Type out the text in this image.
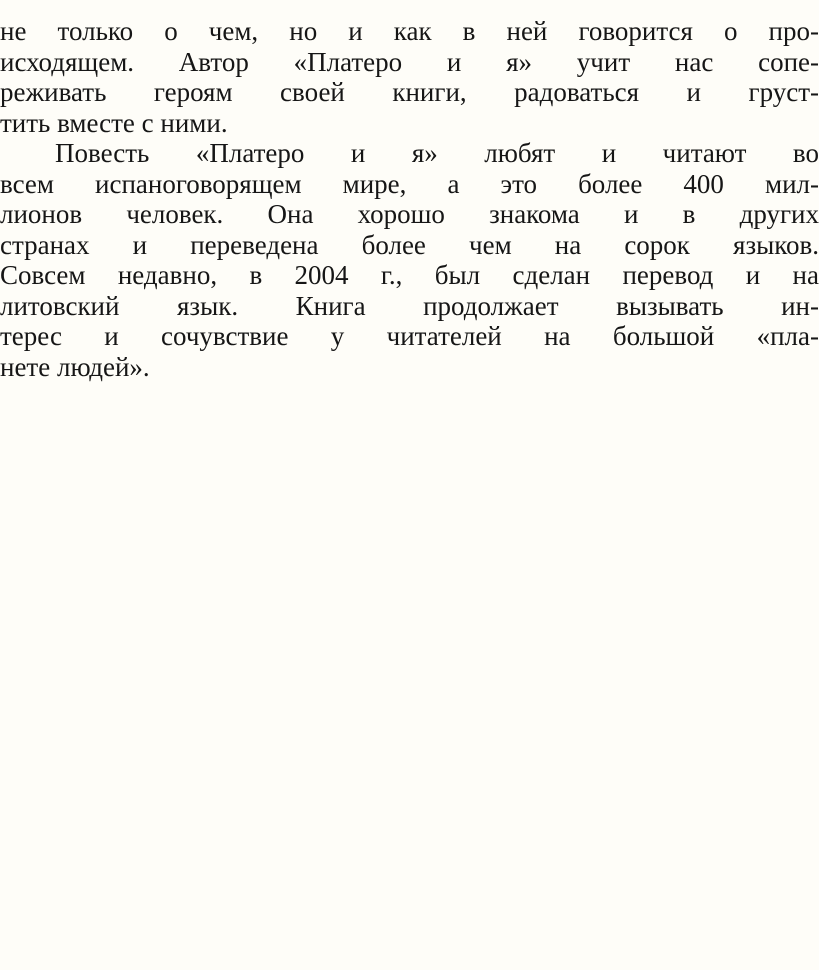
не только о чем, но и как в ней говорится о про-
исходящем. Автор «Платеро и я» учит нас сопе-
реживать героям своей книги, радоваться и груст-
тить вместе с ними.
Повесть «Платеро и я» любят и читают во
всем испаноговорящем мире, а это более 400 мил-
лионов человек. Она хорошо знакома и в других
странах и переведена более чем на сорок языков.
Совсем недавно, в 2004 г., был сделан перевод и на
литовский язык. Книга продолжает вызывать ин-
терес и сочувствие у читателей на большой «пла-
нете людей».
========
• _Work to be completed_: Copy every line above in which the string "Платеро" shows up.

• _Problem solution_:
исходящем. Автор «Платеро и я» учит нас сопе-
Повесть «Платеро и я» любят и читают во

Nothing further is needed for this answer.